> **Challenges**:
[A] Answer these questions from the bylaws excerpt:
(i) At most, how many months before a meeting may a proxy instrument be dated?
(ii) How many votes does each stockholder have for each share of stock that has voting power?
(iii) As of the initial adoption of the bylaws, how many directors make up the board?
[B] Retype the bylaws excerpt, starting with "ARTICLE III" and going on through "by the stockholders.".

> **Quoted passage**:
⟨
Section 10. Proxies. At any meeting of the stockholders every stockholder having the right to vote will be entitled to vote in person, or by proxy appointed by an instrument in writing subscribed by such stockholder or his duly authorized attorney in fact and bearing a date not more than eleven months prior to said meeting.
Section 11. Voting. Unless otherwise provided by statute, the Certificate of Incorporation or these Bylaws, each stockholder will have one vote for each share of stock having voting power, registered in his name on the books of the Corporation.
2
Section 12. Action by Written Consent. Any action which the Certificate of Incorporation or these Bylaws requires or permits to be taken at a meeting of stockholders may be taken without a meeting if a consent in writing, setting forth the action so taken, is signed by the number of stockholders whose votes would be sufficient to authorize or take such action and who are entitled to vote with respect to the subject matter thereof.
ARTICLE III
BOARD OF DIRECTORS
Section 1. Powers. The business and affairs of the Corporation will be managed by a board of directors. The board may exercise all such powers of the Corporation and do all such lawful acts and things as are not by statute, by the Certificate of Incorporation or these Bylaws directed or required to be exercised or done by the stockholders.
Section 2. Number of Directors. The number of directors which constitute the whole board will be no less than one and no more than five, as such number shall be determined by resolution of the board of directors from time to time; provided that no decrease in the number of directors shall have the effect of shortening the term of any incumbent director. As of the date of the initial adoption of these Bylaws, the number of directors constituting the board of directors shall be three.
⟩
> **Dataset excerpts**:
⟨
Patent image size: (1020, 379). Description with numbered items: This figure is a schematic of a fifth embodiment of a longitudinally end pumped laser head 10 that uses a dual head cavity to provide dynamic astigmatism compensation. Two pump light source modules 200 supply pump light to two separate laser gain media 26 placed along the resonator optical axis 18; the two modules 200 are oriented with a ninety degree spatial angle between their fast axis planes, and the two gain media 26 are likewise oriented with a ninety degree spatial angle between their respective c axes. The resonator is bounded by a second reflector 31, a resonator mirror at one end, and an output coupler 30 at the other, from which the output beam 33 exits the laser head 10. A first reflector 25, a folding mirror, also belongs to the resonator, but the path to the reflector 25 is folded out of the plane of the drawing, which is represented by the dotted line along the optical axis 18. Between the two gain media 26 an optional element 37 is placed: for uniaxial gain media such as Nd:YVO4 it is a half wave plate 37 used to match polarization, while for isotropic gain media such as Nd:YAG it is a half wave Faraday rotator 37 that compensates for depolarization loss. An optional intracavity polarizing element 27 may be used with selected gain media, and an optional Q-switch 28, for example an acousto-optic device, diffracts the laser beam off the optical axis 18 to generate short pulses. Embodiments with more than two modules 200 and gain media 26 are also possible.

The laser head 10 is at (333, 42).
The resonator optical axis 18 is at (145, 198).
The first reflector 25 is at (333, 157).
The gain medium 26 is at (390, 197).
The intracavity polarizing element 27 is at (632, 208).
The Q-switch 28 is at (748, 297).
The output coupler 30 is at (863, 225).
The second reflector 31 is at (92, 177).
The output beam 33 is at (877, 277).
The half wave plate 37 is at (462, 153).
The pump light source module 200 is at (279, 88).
⟩
⟨
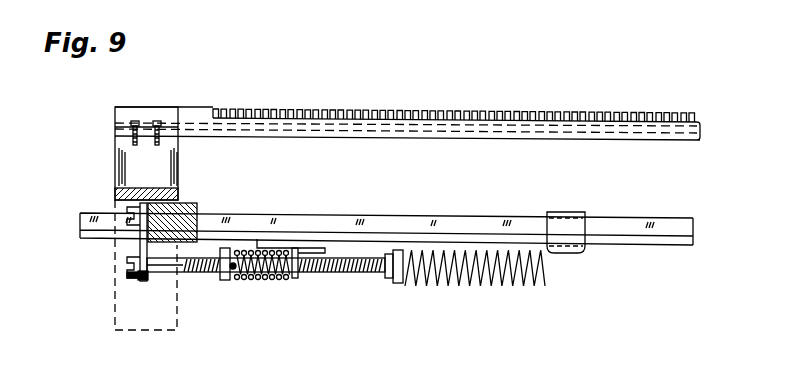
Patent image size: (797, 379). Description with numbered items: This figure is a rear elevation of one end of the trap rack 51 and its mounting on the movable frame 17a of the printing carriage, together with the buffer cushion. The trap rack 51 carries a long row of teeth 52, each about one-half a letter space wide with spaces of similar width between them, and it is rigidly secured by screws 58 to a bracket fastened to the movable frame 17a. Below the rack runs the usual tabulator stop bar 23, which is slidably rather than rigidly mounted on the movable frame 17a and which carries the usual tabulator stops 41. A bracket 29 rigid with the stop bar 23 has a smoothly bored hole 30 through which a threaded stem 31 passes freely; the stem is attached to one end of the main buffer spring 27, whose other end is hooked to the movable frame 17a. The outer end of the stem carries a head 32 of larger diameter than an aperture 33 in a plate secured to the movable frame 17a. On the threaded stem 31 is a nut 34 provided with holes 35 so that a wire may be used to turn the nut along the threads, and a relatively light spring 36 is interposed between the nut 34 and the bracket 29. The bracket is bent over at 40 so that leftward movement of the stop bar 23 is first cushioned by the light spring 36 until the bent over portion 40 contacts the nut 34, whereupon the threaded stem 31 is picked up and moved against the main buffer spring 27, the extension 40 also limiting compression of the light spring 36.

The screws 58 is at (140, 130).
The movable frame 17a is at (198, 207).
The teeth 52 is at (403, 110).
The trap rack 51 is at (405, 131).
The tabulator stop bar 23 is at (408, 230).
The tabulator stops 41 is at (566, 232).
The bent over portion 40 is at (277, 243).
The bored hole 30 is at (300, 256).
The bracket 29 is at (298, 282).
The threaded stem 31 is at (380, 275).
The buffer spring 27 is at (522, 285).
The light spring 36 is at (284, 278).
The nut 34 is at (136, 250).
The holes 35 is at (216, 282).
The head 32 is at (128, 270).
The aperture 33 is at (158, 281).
⟩
> **Results of the exercise**:
[A]
(i) Eleven months.
(ii) One vote.
(iii) Three.

[B]
ARTICLE III
BOARD OF DIRECTORS
Section 1. Powers. The business and affairs of the Corporation will be managed by a board of directors. The board may exercise all such powers of the Corporation and do all such lawful acts and things as are not by statute, by the Certificate of Incorporation or these Bylaws directed or required to be exercised or done by the stockholders.